STATED PROBLEM: Give the data below again, word for word.

DATA PROVIDED:
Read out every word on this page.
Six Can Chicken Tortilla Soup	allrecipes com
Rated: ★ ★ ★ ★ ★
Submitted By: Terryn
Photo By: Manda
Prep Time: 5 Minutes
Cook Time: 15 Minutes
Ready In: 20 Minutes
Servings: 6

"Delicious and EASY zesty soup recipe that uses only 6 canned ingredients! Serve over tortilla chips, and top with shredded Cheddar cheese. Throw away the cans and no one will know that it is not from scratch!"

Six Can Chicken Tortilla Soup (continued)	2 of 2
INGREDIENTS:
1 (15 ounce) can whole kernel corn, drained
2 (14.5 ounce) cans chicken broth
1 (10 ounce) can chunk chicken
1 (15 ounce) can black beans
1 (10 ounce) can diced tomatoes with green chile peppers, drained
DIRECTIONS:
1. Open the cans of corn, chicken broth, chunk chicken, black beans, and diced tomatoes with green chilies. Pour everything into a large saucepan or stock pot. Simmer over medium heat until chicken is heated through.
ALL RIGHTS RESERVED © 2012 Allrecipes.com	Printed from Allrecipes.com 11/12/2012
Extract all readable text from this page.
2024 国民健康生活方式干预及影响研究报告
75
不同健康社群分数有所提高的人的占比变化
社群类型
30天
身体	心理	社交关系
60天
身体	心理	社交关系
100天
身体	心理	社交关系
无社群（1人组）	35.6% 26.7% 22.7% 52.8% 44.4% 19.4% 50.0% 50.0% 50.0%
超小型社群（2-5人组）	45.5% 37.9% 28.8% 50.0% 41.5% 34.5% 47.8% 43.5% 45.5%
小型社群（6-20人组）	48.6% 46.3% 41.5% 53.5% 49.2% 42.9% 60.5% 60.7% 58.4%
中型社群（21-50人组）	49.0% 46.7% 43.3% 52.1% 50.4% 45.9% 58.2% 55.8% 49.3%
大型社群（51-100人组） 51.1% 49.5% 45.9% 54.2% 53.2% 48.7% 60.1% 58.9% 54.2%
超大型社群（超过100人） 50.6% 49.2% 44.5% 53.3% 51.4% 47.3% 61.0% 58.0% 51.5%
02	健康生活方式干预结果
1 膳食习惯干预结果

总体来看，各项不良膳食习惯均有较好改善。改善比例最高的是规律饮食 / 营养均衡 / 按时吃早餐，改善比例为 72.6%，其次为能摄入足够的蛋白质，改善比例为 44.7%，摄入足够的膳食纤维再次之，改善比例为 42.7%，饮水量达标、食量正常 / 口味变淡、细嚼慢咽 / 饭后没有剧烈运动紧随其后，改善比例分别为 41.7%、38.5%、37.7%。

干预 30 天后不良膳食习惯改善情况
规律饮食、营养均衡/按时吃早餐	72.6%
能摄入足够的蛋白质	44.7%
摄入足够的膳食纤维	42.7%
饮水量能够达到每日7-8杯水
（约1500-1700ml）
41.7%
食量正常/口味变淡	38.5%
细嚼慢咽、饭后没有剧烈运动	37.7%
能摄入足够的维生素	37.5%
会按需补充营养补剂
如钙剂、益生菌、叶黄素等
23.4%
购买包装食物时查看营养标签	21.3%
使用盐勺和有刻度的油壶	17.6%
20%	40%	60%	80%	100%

WRITTEN SOLUTION:
Read out every word on this page.
Six Can Chicken Tortilla Soup	allrecipes com
Rated: ★ ★ ★ ★ ★
Submitted By: Terryn
Photo By: Manda
Prep Time: 5 Minutes
Cook Time: 15 Minutes
Ready In: 20 Minutes
Servings: 6

"Delicious and EASY zesty soup recipe that uses only 6 canned ingredients! Serve over tortilla chips, and top with shredded Cheddar cheese. Throw away the cans and no one will know that it is not from scratch!"

Six Can Chicken Tortilla Soup (continued)	2 of 2
INGREDIENTS:
1 (15 ounce) can whole kernel corn, drained
2 (14.5 ounce) cans chicken broth
1 (10 ounce) can chunk chicken
1 (15 ounce) can black beans
1 (10 ounce) can diced tomatoes with green chile peppers, drained
DIRECTIONS:
1. Open the cans of corn, chicken broth, chunk chicken, black beans, and diced tomatoes with green chilies. Pour everything into a large saucepan or stock pot. Simmer over medium heat until chicken is heated through.
ALL RIGHTS RESERVED © 2012 Allrecipes.com	Printed from Allrecipes.com 11/12/2012
Extract all readable text from this page.
2024 国民健康生活方式干预及影响研究报告
75
不同健康社群分数有所提高的人的占比变化
社群类型
30天
身体	心理	社交关系
60天
身体	心理	社交关系
100天
身体	心理	社交关系
无社群（1人组）	35.6% 26.7% 22.7% 52.8% 44.4% 19.4% 50.0% 50.0% 50.0%
超小型社群（2-5人组）	45.5% 37.9% 28.8% 50.0% 41.5% 34.5% 47.8% 43.5% 45.5%
小型社群（6-20人组）	48.6% 46.3% 41.5% 53.5% 49.2% 42.9% 60.5% 60.7% 58.4%
中型社群（21-50人组）	49.0% 46.7% 43.3% 52.1% 50.4% 45.9% 58.2% 55.8% 49.3%
大型社群（51-100人组） 51.1% 49.5% 45.9% 54.2% 53.2% 48.7% 60.1% 58.9% 54.2%
超大型社群（超过100人） 50.6% 49.2% 44.5% 53.3% 51.4% 47.3% 61.0% 58.0% 51.5%
02	健康生活方式干预结果
1 膳食习惯干预结果

总体来看，各项不良膳食习惯均有较好改善。改善比例最高的是规律饮食 / 营养均衡 / 按时吃早餐，改善比例为 72.6%，其次为能摄入足够的蛋白质，改善比例为 44.7%，摄入足够的膳食纤维再次之，改善比例为 42.7%，饮水量达标、食量正常 / 口味变淡、细嚼慢咽 / 饭后没有剧烈运动紧随其后，改善比例分别为 41.7%、38.5%、37.7%。

干预 30 天后不良膳食习惯改善情况
规律饮食、营养均衡/按时吃早餐	72.6%
能摄入足够的蛋白质	44.7%
摄入足够的膳食纤维	42.7%
饮水量能够达到每日7-8杯水
（约1500-1700ml）
41.7%
食量正常/口味变淡	38.5%
细嚼慢咽、饭后没有剧烈运动	37.7%
能摄入足够的维生素	37.5%
会按需补充营养补剂
如钙剂、益生菌、叶黄素等
23.4%
购买包装食物时查看营养标签	21.3%
使用盐勺和有刻度的油壶	17.6%
20%	40%	60%	80%	100%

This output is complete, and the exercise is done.